Find every line below that contains the word "eingestellt" and copy it out.

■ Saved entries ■
--- BEGIN ---

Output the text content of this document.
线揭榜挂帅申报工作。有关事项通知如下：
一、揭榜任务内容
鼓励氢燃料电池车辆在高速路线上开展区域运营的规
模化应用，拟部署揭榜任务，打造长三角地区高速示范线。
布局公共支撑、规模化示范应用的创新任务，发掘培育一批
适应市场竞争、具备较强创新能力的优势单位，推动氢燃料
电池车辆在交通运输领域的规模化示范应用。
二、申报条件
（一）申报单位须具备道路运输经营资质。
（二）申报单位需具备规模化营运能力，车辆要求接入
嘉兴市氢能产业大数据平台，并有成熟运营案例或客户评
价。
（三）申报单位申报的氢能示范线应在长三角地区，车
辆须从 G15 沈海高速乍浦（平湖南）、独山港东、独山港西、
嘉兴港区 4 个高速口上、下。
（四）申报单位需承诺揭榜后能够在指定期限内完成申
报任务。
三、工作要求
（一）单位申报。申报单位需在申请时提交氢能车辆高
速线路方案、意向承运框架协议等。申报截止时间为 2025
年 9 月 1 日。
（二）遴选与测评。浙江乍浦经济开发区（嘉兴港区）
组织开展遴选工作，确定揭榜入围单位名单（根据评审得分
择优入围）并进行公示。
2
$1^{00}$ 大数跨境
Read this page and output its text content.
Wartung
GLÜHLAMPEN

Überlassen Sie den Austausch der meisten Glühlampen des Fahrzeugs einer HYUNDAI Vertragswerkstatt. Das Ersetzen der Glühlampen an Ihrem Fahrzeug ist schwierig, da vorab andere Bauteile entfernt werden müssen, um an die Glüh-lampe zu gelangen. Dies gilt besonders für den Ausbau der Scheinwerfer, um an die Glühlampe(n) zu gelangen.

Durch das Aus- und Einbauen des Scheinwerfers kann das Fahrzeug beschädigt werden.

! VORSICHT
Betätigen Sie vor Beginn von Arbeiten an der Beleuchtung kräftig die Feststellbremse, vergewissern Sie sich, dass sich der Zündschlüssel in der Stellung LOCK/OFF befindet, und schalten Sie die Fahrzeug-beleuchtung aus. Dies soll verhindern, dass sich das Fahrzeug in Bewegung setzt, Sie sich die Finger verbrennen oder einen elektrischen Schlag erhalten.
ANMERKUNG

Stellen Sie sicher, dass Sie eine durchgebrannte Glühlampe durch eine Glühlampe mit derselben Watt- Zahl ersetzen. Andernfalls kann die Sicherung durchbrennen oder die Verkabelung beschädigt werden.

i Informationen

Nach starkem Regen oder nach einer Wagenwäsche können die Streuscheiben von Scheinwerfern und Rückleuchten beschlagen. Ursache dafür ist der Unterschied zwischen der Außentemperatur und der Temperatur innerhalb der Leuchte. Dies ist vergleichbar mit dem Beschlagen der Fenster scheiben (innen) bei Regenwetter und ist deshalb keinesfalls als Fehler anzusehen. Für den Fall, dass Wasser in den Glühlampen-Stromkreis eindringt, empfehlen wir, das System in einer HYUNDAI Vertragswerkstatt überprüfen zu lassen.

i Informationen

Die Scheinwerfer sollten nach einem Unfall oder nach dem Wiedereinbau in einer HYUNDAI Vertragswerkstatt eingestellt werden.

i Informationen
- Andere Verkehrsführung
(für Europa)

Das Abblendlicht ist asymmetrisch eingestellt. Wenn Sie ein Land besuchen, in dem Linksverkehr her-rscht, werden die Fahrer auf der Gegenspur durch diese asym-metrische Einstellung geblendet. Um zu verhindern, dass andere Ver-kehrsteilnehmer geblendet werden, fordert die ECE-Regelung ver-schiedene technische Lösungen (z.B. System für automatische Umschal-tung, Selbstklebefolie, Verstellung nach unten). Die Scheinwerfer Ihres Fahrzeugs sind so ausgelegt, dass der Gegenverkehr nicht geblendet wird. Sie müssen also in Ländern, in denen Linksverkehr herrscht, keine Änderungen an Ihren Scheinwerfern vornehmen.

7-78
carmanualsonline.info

--- END ---

■ ANSWER TO THIS EXERCISE ■
Die Scheinwerfer sollten nach einem Unfall oder nach dem Wiedereinbau in einer HYUNDAI Vertragswerkstatt eingestellt werden.
Das Abblendlicht ist asymmetrisch eingestellt. Wenn Sie ein Land besuchen, in dem Linksverkehr her-rscht, werden die Fahrer auf der Gegenspur durch diese asym-metrische Einstellung geblendet. Um zu verhindern, dass andere Ver-kehrsteilnehmer geblendet werden, fordert die ECE-Regelung ver-schiedene technische Lösungen (z.B. System für automatische Umschal-tung, Selbstklebefolie, Verstellung nach unten). Die Scheinwerfer Ihres Fahrzeugs sind so ausgelegt, dass der Gegenverkehr nicht geblendet wird. Sie müssen also in Ländern, in denen Linksverkehr herrscht, keine Änderungen an Ihren Scheinwerfern vornehmen.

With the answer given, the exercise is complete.